▶ _RECORD SET_
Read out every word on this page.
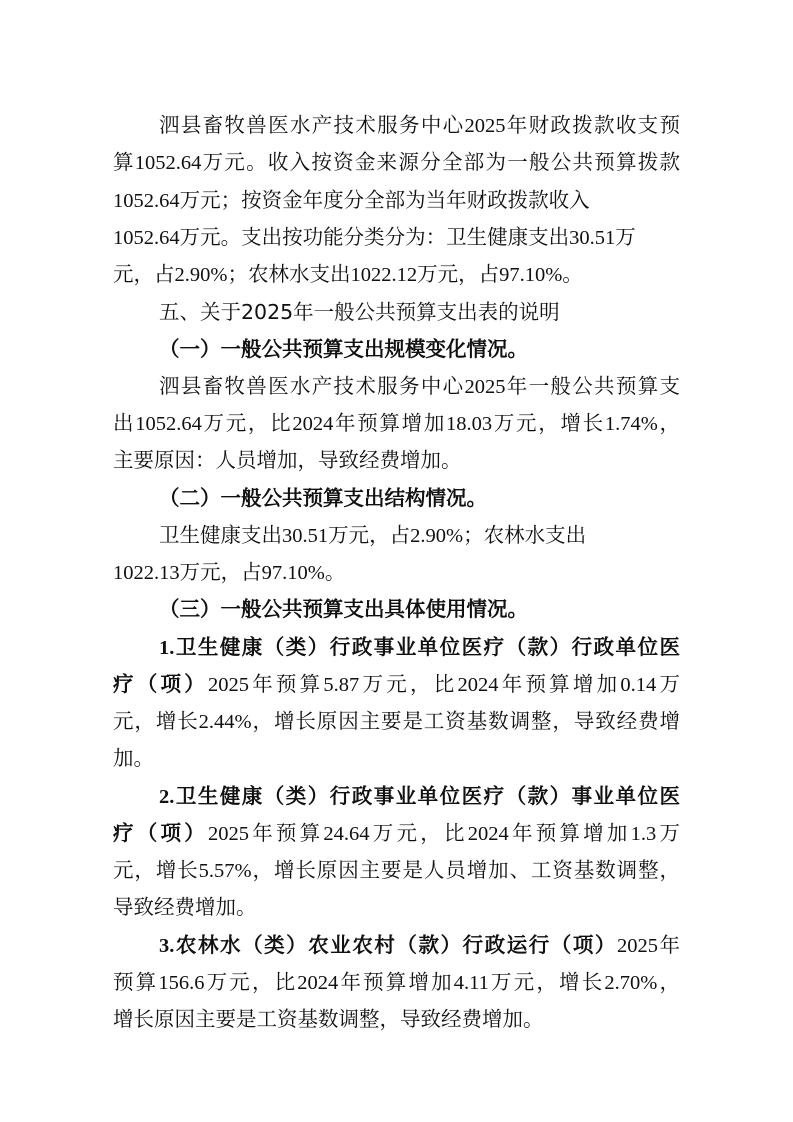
泗县畜牧兽医水产技术服务中心2025年财政拨款收支预
算1052.64万元。收入按资金来源分全部为一般公共预算拨款
1052.64万元；按资金年度分全部为当年财政拨款收入
1052.64万元。支出按功能分类分为：卫生健康支出30.51万
元，占2.90%；农林水支出1022.12万元，占97.10%。
五、关于2025年一般公共预算支出表的说明
（一）一般公共预算支出规模变化情况。
泗县畜牧兽医水产技术服务中心2025年一般公共预算支
出1052.64万元，比2024年预算增加18.03万元，增长1.74%，
主要原因：人员增加，导致经费增加。
（二）一般公共预算支出结构情况。
卫生健康支出30.51万元，占2.90%；农林水支出
1022.13万元，占97.10%。
（三）一般公共预算支出具体使用情况。
1.卫生健康（类）行政事业单位医疗（款）行政单位医
疗（项）2025年预算5.87万元，比2024年预算增加0.14万
元，增长2.44%，增长原因主要是工资基数调整，导致经费增
加。
2.卫生健康（类）行政事业单位医疗（款）事业单位医
疗（项）2025年预算24.64万元，比2024年预算增加1.3万
元，增长5.57%，增长原因主要是人员增加、工资基数调整，
导致经费增加。
3.农林水（类）农业农村（款）行政运行（项）2025年
预算156.6万元，比2024年预算增加4.11万元，增长2.70%，
增长原因主要是工资基数调整，导致经费增加。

▶ _CHALLENGE_
From the material above, reproduce everything verbatim except the pictures.

▶ _ANSWER_
Read out every word on this page.
泗县畜牧兽医水产技术服务中心2025年财政拨款收支预
算1052.64万元。收入按资金来源分全部为一般公共预算拨款
1052.64万元；按资金年度分全部为当年财政拨款收入
1052.64万元。支出按功能分类分为：卫生健康支出30.51万
元，占2.90%；农林水支出1022.12万元，占97.10%。
五、关于2025年一般公共预算支出表的说明
（一）一般公共预算支出规模变化情况。
泗县畜牧兽医水产技术服务中心2025年一般公共预算支
出1052.64万元，比2024年预算增加18.03万元，增长1.74%，
主要原因：人员增加，导致经费增加。
（二）一般公共预算支出结构情况。
卫生健康支出30.51万元，占2.90%；农林水支出
1022.13万元，占97.10%。
（三）一般公共预算支出具体使用情况。
1.卫生健康（类）行政事业单位医疗（款）行政单位医
疗（项）2025年预算5.87万元，比2024年预算增加0.14万
元，增长2.44%，增长原因主要是工资基数调整，导致经费增
加。
2.卫生健康（类）行政事业单位医疗（款）事业单位医
疗（项）2025年预算24.64万元，比2024年预算增加1.3万
元，增长5.57%，增长原因主要是人员增加、工资基数调整，
导致经费增加。
3.农林水（类）农业农村（款）行政运行（项）2025年
预算156.6万元，比2024年预算增加4.11万元，增长2.70%，
增长原因主要是工资基数调整，导致经费增加。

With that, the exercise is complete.